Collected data
>>

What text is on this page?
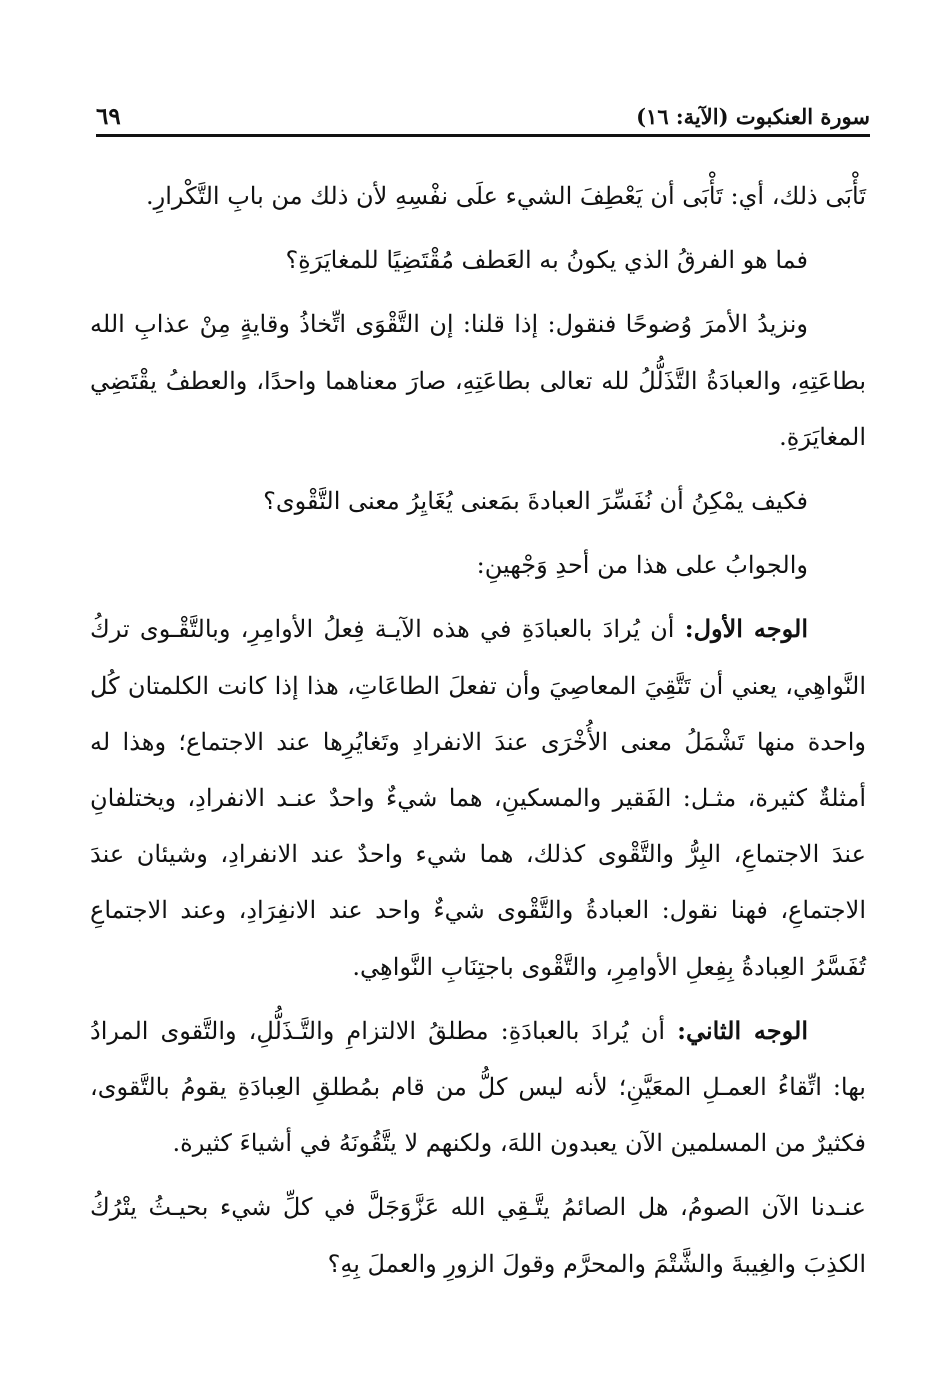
سورة العنكبوت (الآية: ١٦)
٦٩

تَأْبَى ذلك، أي: تَأْبَى أن يَعْطِفَ الشيء علَى نفْسِهِ لأن ذلك من بابِ التَّكْرارِ.

فما هو الفرقُ الذي يكونُ به العَطف مُقْتَضِيًا للمغايَرَةِ؟

ونزيدُ الأمرَ وُضوحًا فنقول: إذا قلنا: إن التَّقْوَى اتِّخاذُ وقايةٍ مِنْ عذابِ الله بطاعَتِهِ، والعبادَةُ التَّذَلُّلُ لله تعالى بطاعَتِهِ، صارَ معناهما واحدًا، والعطفُ يقْتَضِي المغايَرَةِ.

فكيف يمْكِنُ أن نُفَسِّرَ العبادةَ بمَعنى يُغَايِرُ معنى التَّقْوى؟

والجوابُ على هذا من أحدِ وَجْهينِ:

الوجه الأول: أن يُرادَ بالعبادَةِ في هذه الآيـة فِعلُ الأوامِرِ، وبالتَّقْـوى تركُ النَّواهِي، يعني أن تَتَّقِيَ المعاصِيَ وأن تفعلَ الطاعَاتِ، هذا إذا كانت الكلمتان كُل واحدة منها تَشْمَلُ معنى الأُخْرَى عندَ الانفرادِ وتَغايُرِها عند الاجتماع؛ وهذا له أمثلةٌ كثيرة، مثـل: الفَقير والمسكينِ، هما شيءٌ واحدٌ عنـد الانفرادِ، ويختلفانِ عندَ الاجتماعِ، البِرُّ والتَّقْوى كذلك، هما شيء واحدٌ عند الانفرادِ، وشيئان عندَ الاجتماعِ، فهنا نقول: العبادةُ والتَّقْوى شيءٌ واحد عند الانفِرَادِ، وعند الاجتماعِ تُفَسَّرُ العِبادةُ بِفِعلِ الأوامِرِ، والتَّقْوى باجتِنَابِ النَّواهِي.

الوجه الثاني: أن يُرادَ بالعبادَةِ: مطلقُ الالتزامِ والتَّـذَلُّلِ، والتَّقوى المرادُ بها: اتِّقاءُ العمـلِ المعَيَّنِ؛ لأنه ليس كلُّ من قام بمُطلقِ العِبادَةِ يقومُ بالتَّقوى، فكثيرٌ من المسلمين الآن يعبدون اللهَ، ولكنهم لا يتَّقُونَهُ في أشياءَ كثيرة.

عنـدنا الآن الصومُ، هل الصائمُ يتَّـقِي الله عَزَّوَجَلَّ في كلِّ شيء بحيـثُ يتْرُكُ الكذِبَ والغِيبةَ والشَّتْمَ والمحرَّم وقولَ الزورِ والعملَ بِهِ؟
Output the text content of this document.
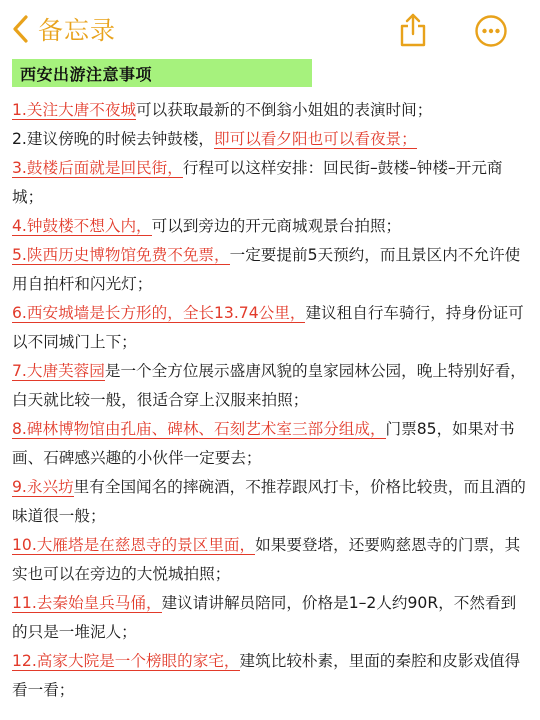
备忘录
西安出游注意事项

1.关注大唐不夜城可以获取最新的不倒翁小姐姐的表演时间；

2.建议傍晚的时候去钟鼓楼，即可以看夕阳也可以看夜景；

3.鼓楼后面就是回民街，行程可以这样安排：回民街–鼓楼–钟楼–开元商城；

4.钟鼓楼不想入内，可以到旁边的开元商城观景台拍照；

5.陕西历史博物馆免费不免票，一定要提前5天预约，而且景区内不允许使用自拍杆和闪光灯；

6.西安城墙是长方形的，全长13.74公里，建议租自行车骑行，持身份证可以不同城门上下；

7.大唐芙蓉园是一个全方位展示盛唐风貌的皇家园林公园，晚上特别好看，白天就比较一般，很适合穿上汉服来拍照；

8.碑林博物馆由孔庙、碑林、石刻艺术室三部分组成，门票85，如果对书画、石碑感兴趣的小伙伴一定要去；

9.永兴坊里有全国闻名的摔碗酒，不推荐跟风打卡，价格比较贵，而且酒的味道很一般；

10.大雁塔是在慈恩寺的景区里面，如果要登塔，还要购慈恩寺的门票，其实也可以在旁边的大悦城拍照；

11.去秦始皇兵马俑，建议请讲解员陪同，价格是1–2人约90R，不然看到的只是一堆泥人；

12.高家大院是一个榜眼的家宅，建筑比较朴素，里面的秦腔和皮影戏值得看一看；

<<

> Written problem
Keep the pictures out of your copy, and repeat every entry above exactly.

> Reply to the exercise
What text is on this page?
سورة العنكبوت (الآية: ١٦)
٦٩

تَأْبَى ذلك، أي: تَأْبَى أن يَعْطِفَ الشيء علَى نفْسِهِ لأن ذلك من بابِ التَّكْرارِ.

فما هو الفرقُ الذي يكونُ به العَطف مُقْتَضِيًا للمغايَرَةِ؟

ونزيدُ الأمرَ وُضوحًا فنقول: إذا قلنا: إن التَّقْوَى اتِّخاذُ وقايةٍ مِنْ عذابِ الله بطاعَتِهِ، والعبادَةُ التَّذَلُّلُ لله تعالى بطاعَتِهِ، صارَ معناهما واحدًا، والعطفُ يقْتَضِي المغايَرَةِ.

فكيف يمْكِنُ أن نُفَسِّرَ العبادةَ بمَعنى يُغَايِرُ معنى التَّقْوى؟

والجوابُ على هذا من أحدِ وَجْهينِ:

الوجه الأول: أن يُرادَ بالعبادَةِ في هذه الآيـة فِعلُ الأوامِرِ، وبالتَّقْـوى تركُ النَّواهِي، يعني أن تَتَّقِيَ المعاصِيَ وأن تفعلَ الطاعَاتِ، هذا إذا كانت الكلمتان كُل واحدة منها تَشْمَلُ معنى الأُخْرَى عندَ الانفرادِ وتَغايُرِها عند الاجتماع؛ وهذا له أمثلةٌ كثيرة، مثـل: الفَقير والمسكينِ، هما شيءٌ واحدٌ عنـد الانفرادِ، ويختلفانِ عندَ الاجتماعِ، البِرُّ والتَّقْوى كذلك، هما شيء واحدٌ عند الانفرادِ، وشيئان عندَ الاجتماعِ، فهنا نقول: العبادةُ والتَّقْوى شيءٌ واحد عند الانفِرَادِ، وعند الاجتماعِ تُفَسَّرُ العِبادةُ بِفِعلِ الأوامِرِ، والتَّقْوى باجتِنَابِ النَّواهِي.

الوجه الثاني: أن يُرادَ بالعبادَةِ: مطلقُ الالتزامِ والتَّـذَلُّلِ، والتَّقوى المرادُ بها: اتِّقاءُ العمـلِ المعَيَّنِ؛ لأنه ليس كلُّ من قام بمُطلقِ العِبادَةِ يقومُ بالتَّقوى، فكثيرٌ من المسلمين الآن يعبدون اللهَ، ولكنهم لا يتَّقُونَهُ في أشياءَ كثيرة.

عنـدنا الآن الصومُ، هل الصائمُ يتَّـقِي الله عَزَّوَجَلَّ في كلِّ شيء بحيـثُ يتْرُكُ الكذِبَ والغِيبةَ والشَّتْمَ والمحرَّم وقولَ الزورِ والعملَ بِهِ؟
Output the text content of this document.
备忘录
西安出游注意事项

1.关注大唐不夜城可以获取最新的不倒翁小姐姐的表演时间；

2.建议傍晚的时候去钟鼓楼，即可以看夕阳也可以看夜景；

3.鼓楼后面就是回民街，行程可以这样安排：回民街–鼓楼–钟楼–开元商城；

4.钟鼓楼不想入内，可以到旁边的开元商城观景台拍照；

5.陕西历史博物馆免费不免票，一定要提前5天预约，而且景区内不允许使用自拍杆和闪光灯；

6.西安城墙是长方形的，全长13.74公里，建议租自行车骑行，持身份证可以不同城门上下；

7.大唐芙蓉园是一个全方位展示盛唐风貌的皇家园林公园，晚上特别好看，白天就比较一般，很适合穿上汉服来拍照；

8.碑林博物馆由孔庙、碑林、石刻艺术室三部分组成，门票85，如果对书画、石碑感兴趣的小伙伴一定要去；

9.永兴坊里有全国闻名的摔碗酒，不推荐跟风打卡，价格比较贵，而且酒的味道很一般；

10.大雁塔是在慈恩寺的景区里面，如果要登塔，还要购慈恩寺的门票，其实也可以在旁边的大悦城拍照；

11.去秦始皇兵马俑，建议请讲解员陪同，价格是1–2人约90R，不然看到的只是一堆泥人；

12.高家大院是一个榜眼的家宅，建筑比较朴素，里面的秦腔和皮影戏值得看一看；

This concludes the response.